> THE DATA:
• • •
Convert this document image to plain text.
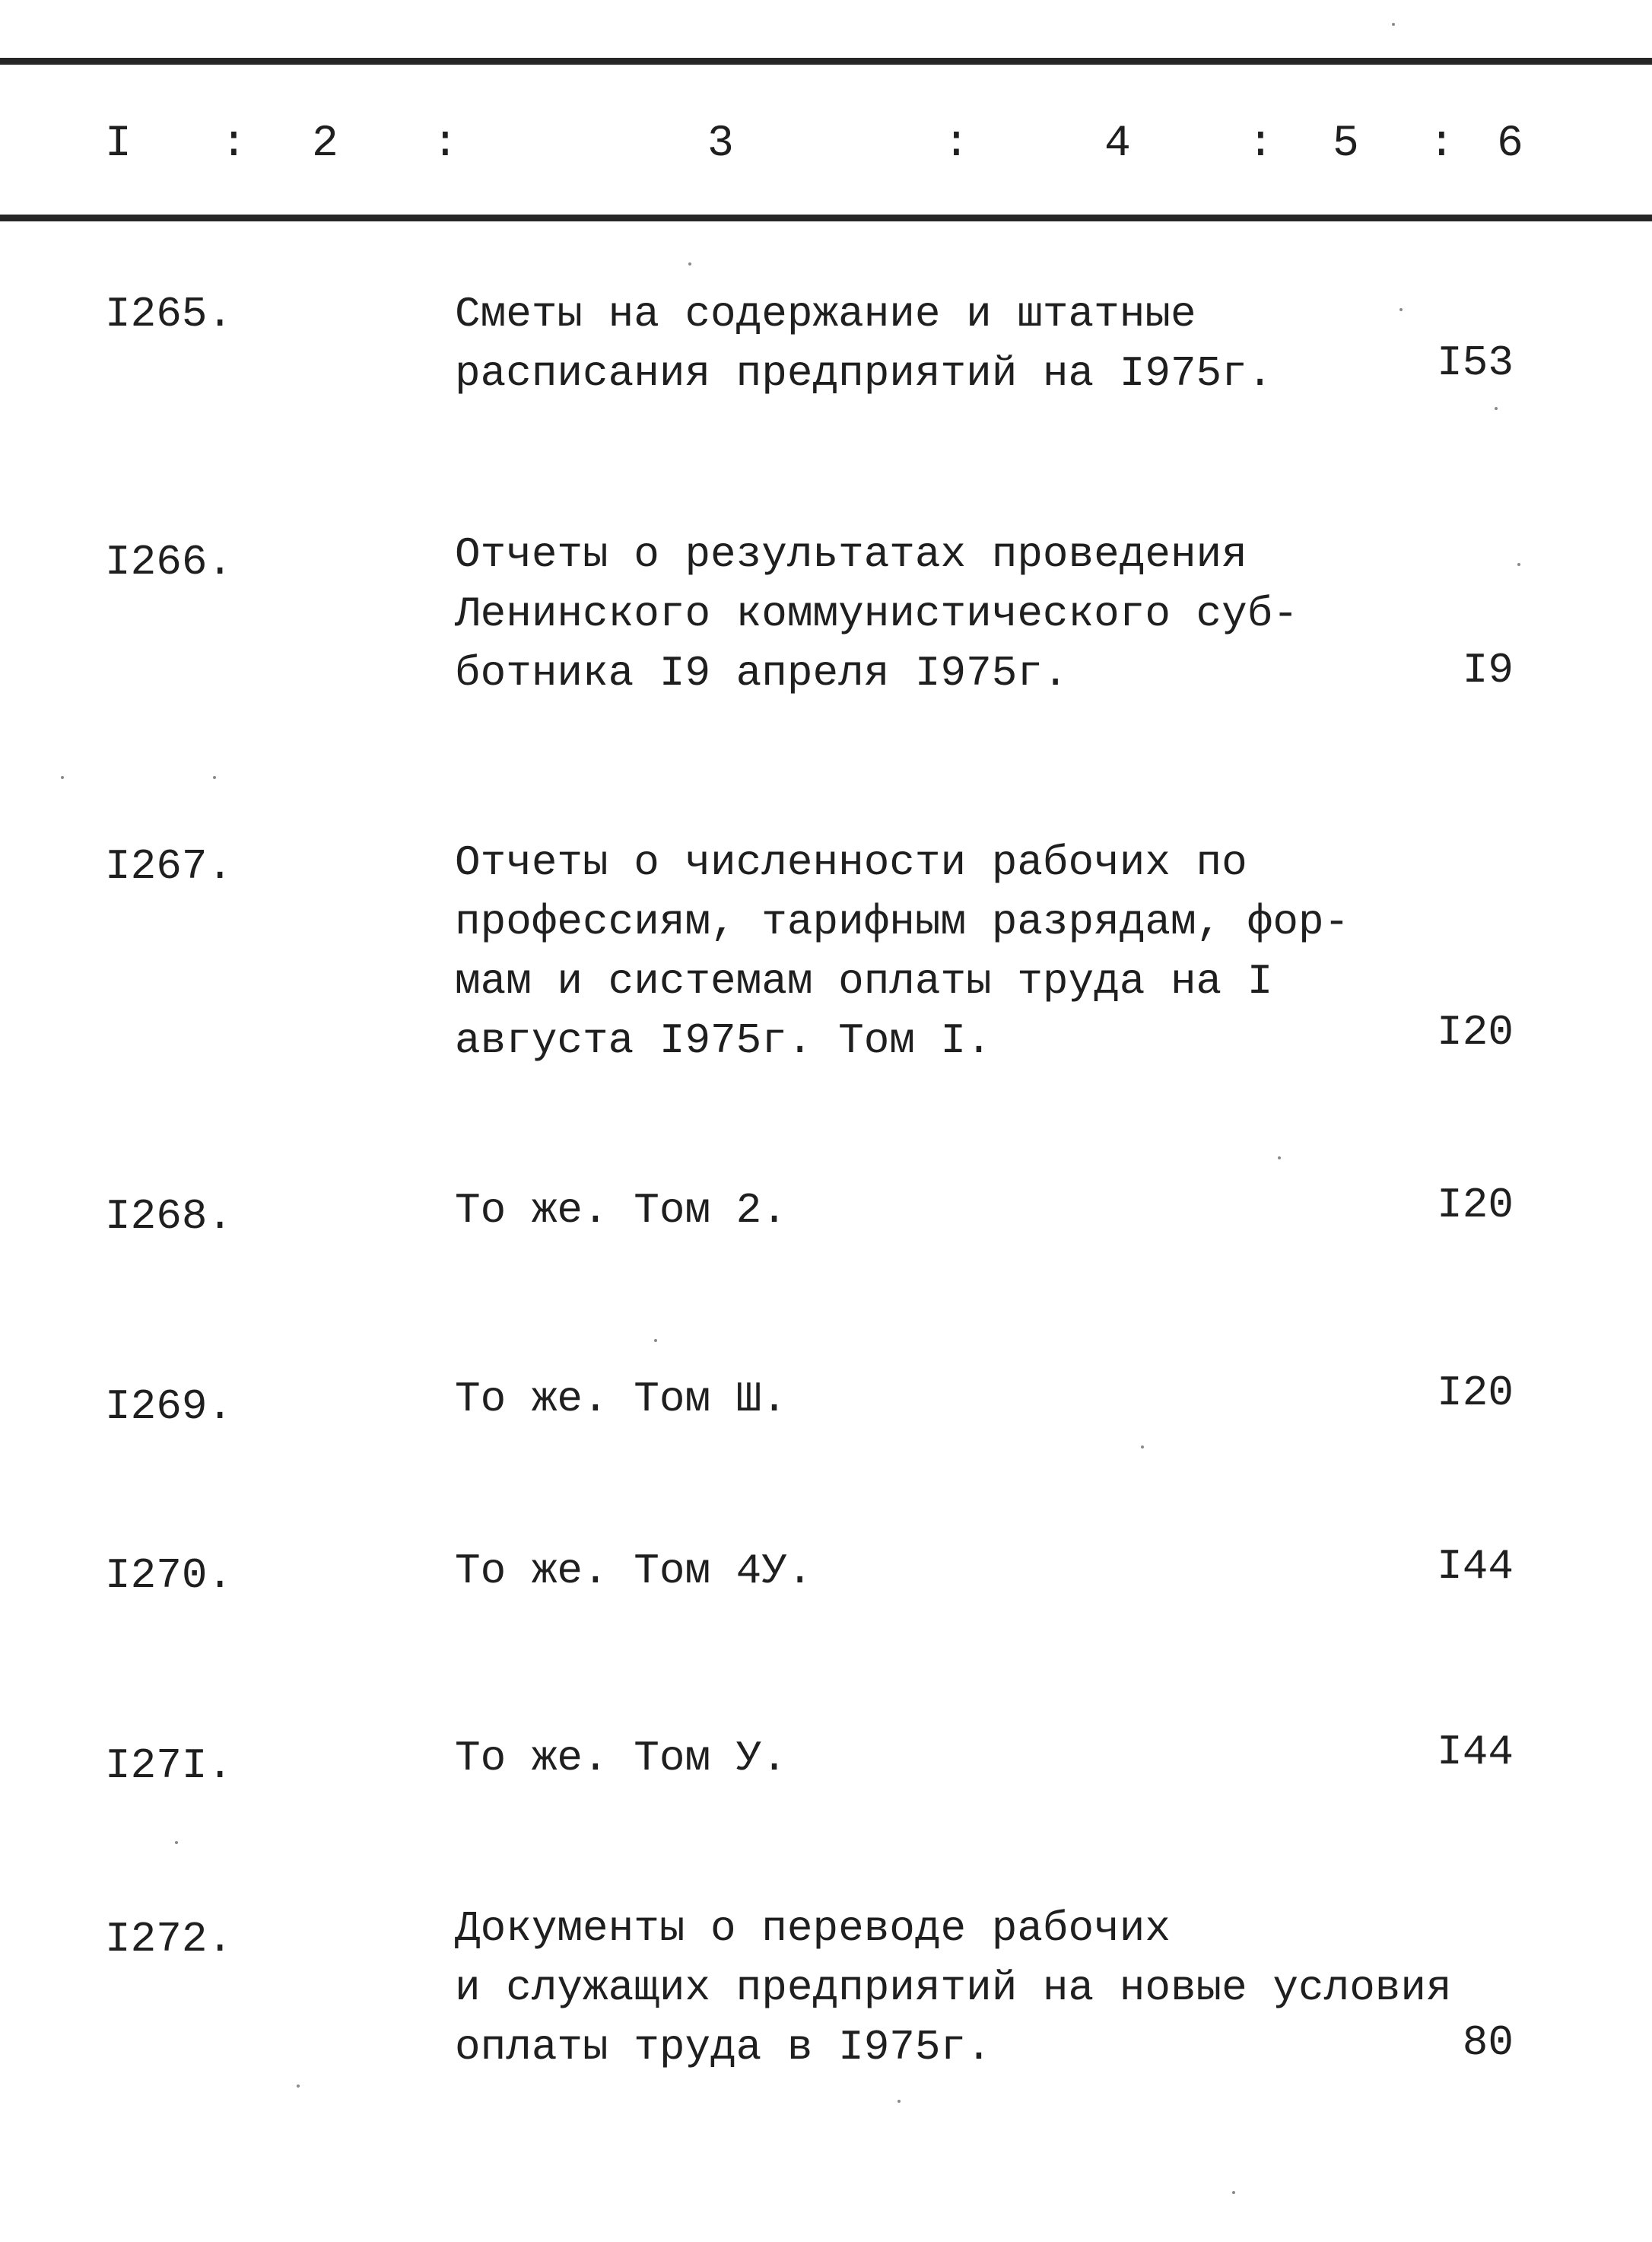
I : 2 :	3	:	4	: 5 : 6
I265.	Сметы на содержание и штатные
расписания предприятий на I975г.	I53
I266.	Отчеты о результатах проведения
Ленинского коммунистического суб-
ботника I9 апреля I975г.	I9
I267.	Отчеты о численности рабочих по
профессиям, тарифным разрядам, фор-
мам и системам оплаты труда на I
августа I975г. Том I.	I20
I268.	То же. Том 2.	I20
I269.	То же. Том Ш.	I20
I270.	То же. Том 4У.	I44
I27I.	То же. Том У.	I44
I272.	Документы о переводе рабочих
и служащих предприятий на новые условия
оплаты труда в I975г.	80
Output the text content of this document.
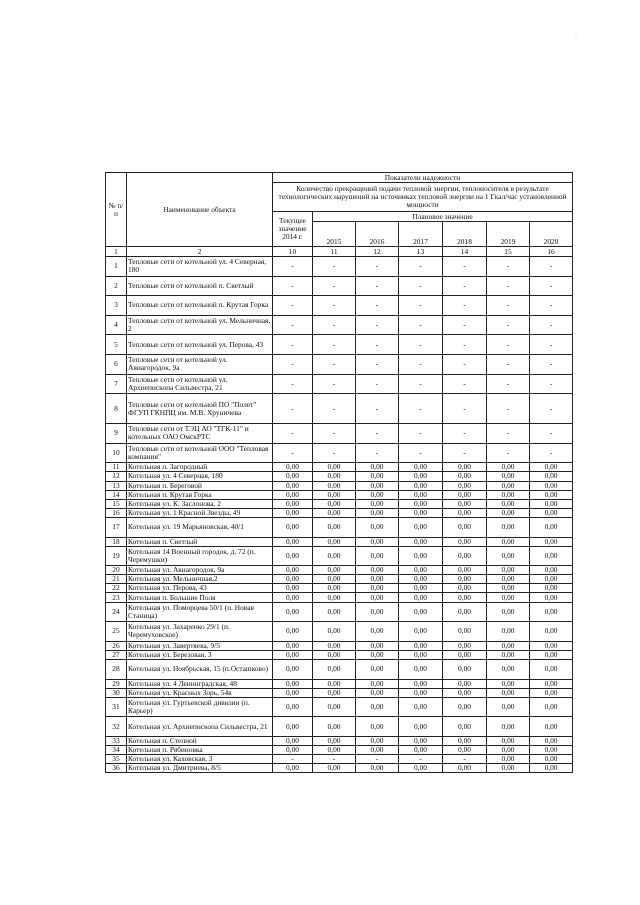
-
№ п/п	Наименование объекта	Показатели надежности						
		Количество прекращений подачи тепловой энергии, теплоносителя в результате технологических нарушений на источниках тепловой энергии на 1 Гкал/час установленной мощности						
		Текущее значение 2014 г.	Плановое значение					
			2015	2016	2017	2018	2019	2020
1	2	10	11	12	13	14	15	16
1	Тепловые сети от котельной ул. 4 Северная, 180	-	-	-	-	-	-	-
2	Тепловые сети от котельной п. Светлый	-	-	-	-	-	-	-
3	Тепловые сети от котельной п. Крутая Горка	-	-	-	-	-	-	-
4	Тепловые сети от котельной ул. Мельничная, 2	-	-	-	-	-	-	-
5	Тепловые сети от котельной ул. Перова, 43	-	-	-	-	-	-	-
6	Тепловые сети от котельной ул. Авиагородок, 9а	-	-	-	-	-	-	-
7	Тепловые сети от котельной ул. Архиепископа Сильвестра, 21	-	-	-	-	-	-	-
8	Тепловые сети от котельной ПО "Полет" ФГУП ГКНПЦ им. М.В. Хруничева	-	-	-	-	-	-	-
9	Тепловые сети от ТЭЦ АО "ТГК-11" и котельных ОАО ОмскРТС	-	-	-	-	-	-	-
10	Тепловые сети от котельной ООО "Тепловая компания"	-	-	-	-	-	-	-
11	Котельная п. Загородный	0,00	0,00	0,00	0,00	0,00	0,00	0,00
12	Котельная ул. 4 Северная, 180	0,00	0,00	0,00	0,00	0,00	0,00	0,00
13	Котельная п. Береговой	0,00	0,00	0,00	0,00	0,00	0,00	0,00
14	Котельная п. Крутая Горка	0,00	0,00	0,00	0,00	0,00	0,00	0,00
15	Котельная ул. К. Заслонова, 2	0,00	0,00	0,00	0,00	0,00	0,00	0,00
16	Котельная ул. 1 Красной Звезды, 49	0,00	0,00	0,00	0,00	0,00	0,00	0,00
17	Котельная ул. 19 Марьяновская, 40/1	0,00	0,00	0,00	0,00	0,00	0,00	0,00
18	Котельная п. Светлый	0,00	0,00	0,00	0,00	0,00	0,00	0,00
19	Котельная 14 Военный городок, д. 72 (п. Черемушки)	0,00	0,00	0,00	0,00	0,00	0,00	0,00
20	Котельная ул. Авиагородок, 9а	0,00	0,00	0,00	0,00	0,00	0,00	0,00
21	Котельная ул. Мельничная,2	0,00	0,00	0,00	0,00	0,00	0,00	0,00
22	Котельная ул. Перова, 43	0,00	0,00	0,00	0,00	0,00	0,00	0,00
23	Котельная п. Большие Поля	0,00	0,00	0,00	0,00	0,00	0,00	0,00
24	Котельная ул. Поморцева 50/1 (п. Новая Станица)	0,00	0,00	0,00	0,00	0,00	0,00	0,00
25	Котельная ул. Захаренко 29/1 (п. Черемуховское)	0,00	0,00	0,00	0,00	0,00	0,00	0,00
26	Котельная ул. Завертяева, 9/5	0,00	0,00	0,00	0,00	0,00	0,00	0,00
27	Котельная ул. Березовая, 3	0,00	0,00	0,00	0,00	0,00	0,00	0,00
28	Котельная ул. Ноябрьская, 15 (п.Осташково)	0,00	0,00	0,00	0,00	0,00	0,00	0,00
29	Котельная ул. 4 Ленинградская, 48	0,00	0,00	0,00	0,00	0,00	0,00	0,00
30	Котельная ул. Красных Зорь, 54в	0,00	0,00	0,00	0,00	0,00	0,00	0,00
31	Котельная ул. Гуртьевской дивизии (п. Карьер)	0,00	0,00	0,00	0,00	0,00	0,00	0,00
32	Котельная ул. Архиепископа Сильвестра, 21	0,00	0,00	0,00	0,00	0,00	0,00	0,00
33	Котельная п. Степной	0,00	0,00	0,00	0,00	0,00	0,00	0,00
34	Котельная п. Рябиновка	0,00	0,00	0,00	0,00	0,00	0,00	0,00
35	Котельная ул. Каховская, 3	-	-	-	-	-	0,00	0,00
36	Котельная ул. Дмитриева, 8/5	0,00	0,00	0,00	0,00	0,00	0,00	0,00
• • •
> OBJECTIVE: Quote each line of the listing exactly, but leave the pictures out.

> ANSWER TO THE PROBLEM:
Convert this document image to plain text.
I : 2 :	3	:	4	: 5 : 6
I265.	Сметы на содержание и штатные
расписания предприятий на I975г.	I53
I266.	Отчеты о результатах проведения
Ленинского коммунистического суб-
ботника I9 апреля I975г.	I9
I267.	Отчеты о численности рабочих по
профессиям, тарифным разрядам, фор-
мам и системам оплаты труда на I
августа I975г. Том I.	I20
I268.	То же. Том 2.	I20
I269.	То же. Том Ш.	I20
I270.	То же. Том 4У.	I44
I27I.	То же. Том У.	I44
I272.	Документы о переводе рабочих
и служащих предприятий на новые условия
оплаты труда в I975г.	80
Output the text content of this document.
-
№ п/п	Наименование объекта	Показатели надежности						
		Количество прекращений подачи тепловой энергии, теплоносителя в результате технологических нарушений на источниках тепловой энергии на 1 Гкал/час установленной мощности						
		Текущее значение 2014 г.	Плановое значение					
			2015	2016	2017	2018	2019	2020
1	2	10	11	12	13	14	15	16
1	Тепловые сети от котельной ул. 4 Северная, 180	-	-	-	-	-	-	-
2	Тепловые сети от котельной п. Светлый	-	-	-	-	-	-	-
3	Тепловые сети от котельной п. Крутая Горка	-	-	-	-	-	-	-
4	Тепловые сети от котельной ул. Мельничная, 2	-	-	-	-	-	-	-
5	Тепловые сети от котельной ул. Перова, 43	-	-	-	-	-	-	-
6	Тепловые сети от котельной ул. Авиагородок, 9а	-	-	-	-	-	-	-
7	Тепловые сети от котельной ул. Архиепископа Сильвестра, 21	-	-	-	-	-	-	-
8	Тепловые сети от котельной ПО "Полет" ФГУП ГКНПЦ им. М.В. Хруничева	-	-	-	-	-	-	-
9	Тепловые сети от ТЭЦ АО "ТГК-11" и котельных ОАО ОмскРТС	-	-	-	-	-	-	-
10	Тепловые сети от котельной ООО "Тепловая компания"	-	-	-	-	-	-	-
11	Котельная п. Загородный	0,00	0,00	0,00	0,00	0,00	0,00	0,00
12	Котельная ул. 4 Северная, 180	0,00	0,00	0,00	0,00	0,00	0,00	0,00
13	Котельная п. Береговой	0,00	0,00	0,00	0,00	0,00	0,00	0,00
14	Котельная п. Крутая Горка	0,00	0,00	0,00	0,00	0,00	0,00	0,00
15	Котельная ул. К. Заслонова, 2	0,00	0,00	0,00	0,00	0,00	0,00	0,00
16	Котельная ул. 1 Красной Звезды, 49	0,00	0,00	0,00	0,00	0,00	0,00	0,00
17	Котельная ул. 19 Марьяновская, 40/1	0,00	0,00	0,00	0,00	0,00	0,00	0,00
18	Котельная п. Светлый	0,00	0,00	0,00	0,00	0,00	0,00	0,00
19	Котельная 14 Военный городок, д. 72 (п. Черемушки)	0,00	0,00	0,00	0,00	0,00	0,00	0,00
20	Котельная ул. Авиагородок, 9а	0,00	0,00	0,00	0,00	0,00	0,00	0,00
21	Котельная ул. Мельничная,2	0,00	0,00	0,00	0,00	0,00	0,00	0,00
22	Котельная ул. Перова, 43	0,00	0,00	0,00	0,00	0,00	0,00	0,00
23	Котельная п. Большие Поля	0,00	0,00	0,00	0,00	0,00	0,00	0,00
24	Котельная ул. Поморцева 50/1 (п. Новая Станица)	0,00	0,00	0,00	0,00	0,00	0,00	0,00
25	Котельная ул. Захаренко 29/1 (п. Черемуховское)	0,00	0,00	0,00	0,00	0,00	0,00	0,00
26	Котельная ул. Завертяева, 9/5	0,00	0,00	0,00	0,00	0,00	0,00	0,00
27	Котельная ул. Березовая, 3	0,00	0,00	0,00	0,00	0,00	0,00	0,00
28	Котельная ул. Ноябрьская, 15 (п.Осташково)	0,00	0,00	0,00	0,00	0,00	0,00	0,00
29	Котельная ул. 4 Ленинградская, 48	0,00	0,00	0,00	0,00	0,00	0,00	0,00
30	Котельная ул. Красных Зорь, 54в	0,00	0,00	0,00	0,00	0,00	0,00	0,00
31	Котельная ул. Гуртьевской дивизии (п. Карьер)	0,00	0,00	0,00	0,00	0,00	0,00	0,00
32	Котельная ул. Архиепископа Сильвестра, 21	0,00	0,00	0,00	0,00	0,00	0,00	0,00
33	Котельная п. Степной	0,00	0,00	0,00	0,00	0,00	0,00	0,00
34	Котельная п. Рябиновка	0,00	0,00	0,00	0,00	0,00	0,00	0,00
35	Котельная ул. Каховская, 3	-	-	-	-	-	0,00	0,00
36	Котельная ул. Дмитриева, 8/5	0,00	0,00	0,00	0,00	0,00	0,00	0,00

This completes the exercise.